Output the lines exactly as they appear, starting with the line containing "x-tick-label: 0 [57,814,68,836]" and going on through the line containing "x-tick-label: 8 [789,814,800,836]", both included.
start
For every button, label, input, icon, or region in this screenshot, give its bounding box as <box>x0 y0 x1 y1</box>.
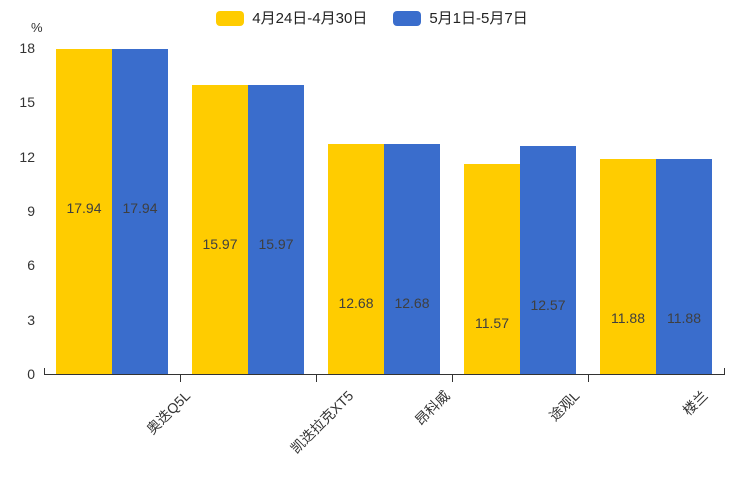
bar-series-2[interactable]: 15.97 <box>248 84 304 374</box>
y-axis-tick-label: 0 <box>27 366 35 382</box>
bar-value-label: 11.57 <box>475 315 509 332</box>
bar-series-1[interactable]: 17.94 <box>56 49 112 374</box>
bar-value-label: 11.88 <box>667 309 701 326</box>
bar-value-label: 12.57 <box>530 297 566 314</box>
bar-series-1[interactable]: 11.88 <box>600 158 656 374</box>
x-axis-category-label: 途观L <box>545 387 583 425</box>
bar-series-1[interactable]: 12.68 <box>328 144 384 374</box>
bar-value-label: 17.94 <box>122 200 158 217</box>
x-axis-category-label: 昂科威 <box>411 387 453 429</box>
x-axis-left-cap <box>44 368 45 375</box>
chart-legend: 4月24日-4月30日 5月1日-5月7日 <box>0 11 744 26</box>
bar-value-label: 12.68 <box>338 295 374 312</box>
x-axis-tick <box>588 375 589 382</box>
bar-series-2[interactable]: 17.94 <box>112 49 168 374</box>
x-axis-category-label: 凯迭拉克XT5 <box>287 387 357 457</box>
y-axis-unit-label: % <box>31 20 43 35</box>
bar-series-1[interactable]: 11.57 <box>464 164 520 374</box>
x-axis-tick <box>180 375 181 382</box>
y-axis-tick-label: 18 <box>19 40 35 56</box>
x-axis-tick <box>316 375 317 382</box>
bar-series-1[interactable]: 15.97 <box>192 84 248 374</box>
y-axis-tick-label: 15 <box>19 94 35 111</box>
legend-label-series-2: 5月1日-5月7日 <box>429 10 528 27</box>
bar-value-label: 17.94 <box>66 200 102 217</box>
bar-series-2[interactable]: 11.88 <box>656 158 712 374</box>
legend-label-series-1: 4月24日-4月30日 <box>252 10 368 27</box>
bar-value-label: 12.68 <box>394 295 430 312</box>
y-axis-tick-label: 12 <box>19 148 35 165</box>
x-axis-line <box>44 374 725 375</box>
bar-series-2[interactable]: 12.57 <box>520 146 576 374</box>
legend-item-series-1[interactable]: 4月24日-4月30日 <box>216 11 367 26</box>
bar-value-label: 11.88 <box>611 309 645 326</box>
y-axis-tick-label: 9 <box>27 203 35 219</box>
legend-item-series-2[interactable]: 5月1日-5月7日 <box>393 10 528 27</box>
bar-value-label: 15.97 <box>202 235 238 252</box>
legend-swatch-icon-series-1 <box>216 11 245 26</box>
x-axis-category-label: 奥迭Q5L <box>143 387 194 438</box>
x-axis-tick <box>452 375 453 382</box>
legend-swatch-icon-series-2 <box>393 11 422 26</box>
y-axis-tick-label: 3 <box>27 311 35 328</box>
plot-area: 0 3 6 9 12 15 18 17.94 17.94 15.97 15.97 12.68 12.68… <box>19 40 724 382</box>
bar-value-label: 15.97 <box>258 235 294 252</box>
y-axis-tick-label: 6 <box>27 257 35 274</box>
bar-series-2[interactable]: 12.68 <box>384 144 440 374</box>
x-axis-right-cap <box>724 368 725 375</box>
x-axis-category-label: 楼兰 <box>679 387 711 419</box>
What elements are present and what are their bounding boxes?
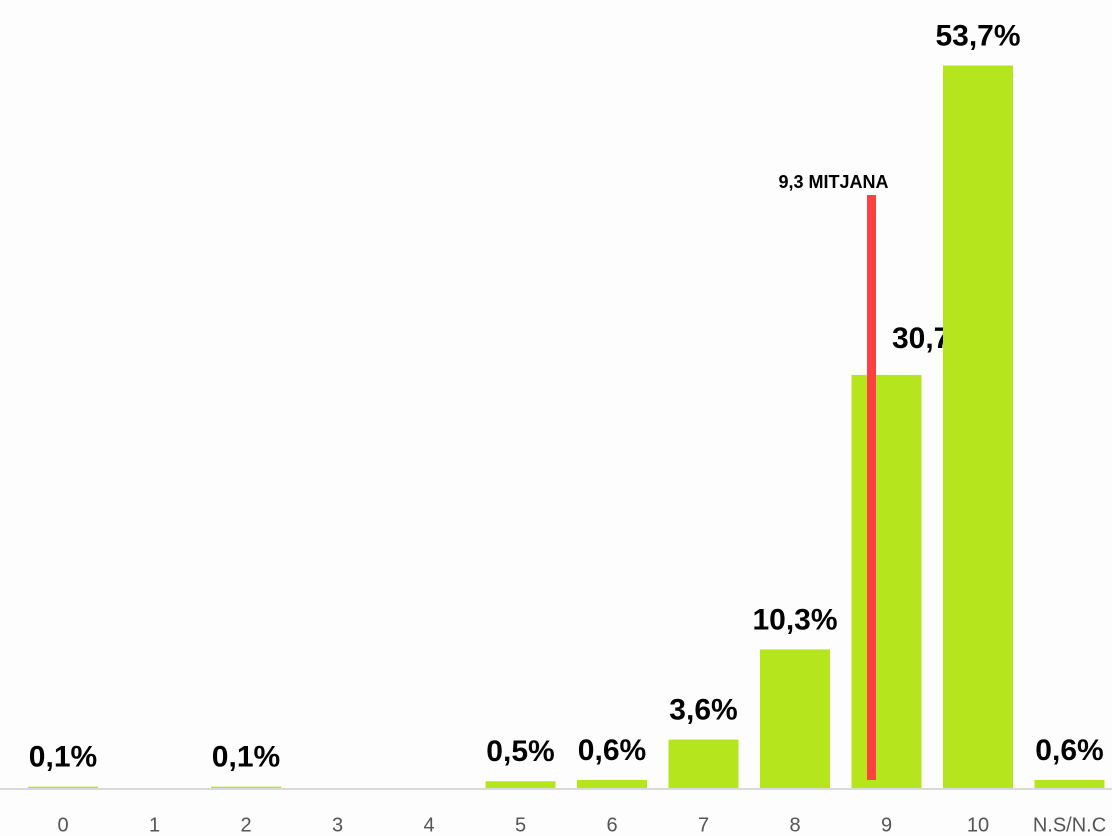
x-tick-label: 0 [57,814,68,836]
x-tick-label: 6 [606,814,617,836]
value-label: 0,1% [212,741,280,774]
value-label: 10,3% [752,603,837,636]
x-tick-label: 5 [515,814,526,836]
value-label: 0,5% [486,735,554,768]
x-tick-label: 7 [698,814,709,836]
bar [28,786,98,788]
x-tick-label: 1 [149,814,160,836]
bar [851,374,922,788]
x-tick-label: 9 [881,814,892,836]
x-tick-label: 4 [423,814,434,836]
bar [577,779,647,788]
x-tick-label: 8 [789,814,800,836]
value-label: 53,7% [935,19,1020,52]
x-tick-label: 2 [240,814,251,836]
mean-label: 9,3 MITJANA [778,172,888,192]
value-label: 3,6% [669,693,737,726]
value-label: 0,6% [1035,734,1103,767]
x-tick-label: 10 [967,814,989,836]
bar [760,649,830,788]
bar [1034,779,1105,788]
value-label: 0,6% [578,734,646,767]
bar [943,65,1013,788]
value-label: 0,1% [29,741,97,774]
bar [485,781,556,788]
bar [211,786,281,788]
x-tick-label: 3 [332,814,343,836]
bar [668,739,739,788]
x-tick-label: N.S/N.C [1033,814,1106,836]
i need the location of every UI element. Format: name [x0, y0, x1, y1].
end
### Exercise solution:
x-tick-label: 0 [57,814,68,836]
x-tick-label: 6 [606,814,617,836]
value-label: 0,1% [212,741,280,774]
value-label: 10,3% [752,603,837,636]
x-tick-label: 5 [515,814,526,836]
value-label: 0,5% [486,735,554,768]
x-tick-label: 7 [698,814,709,836]
bar [28,786,98,788]
x-tick-label: 1 [149,814,160,836]
bar [851,374,922,788]
x-tick-label: 9 [881,814,892,836]
x-tick-label: 4 [423,814,434,836]
bar [577,779,647,788]
x-tick-label: 8 [789,814,800,836]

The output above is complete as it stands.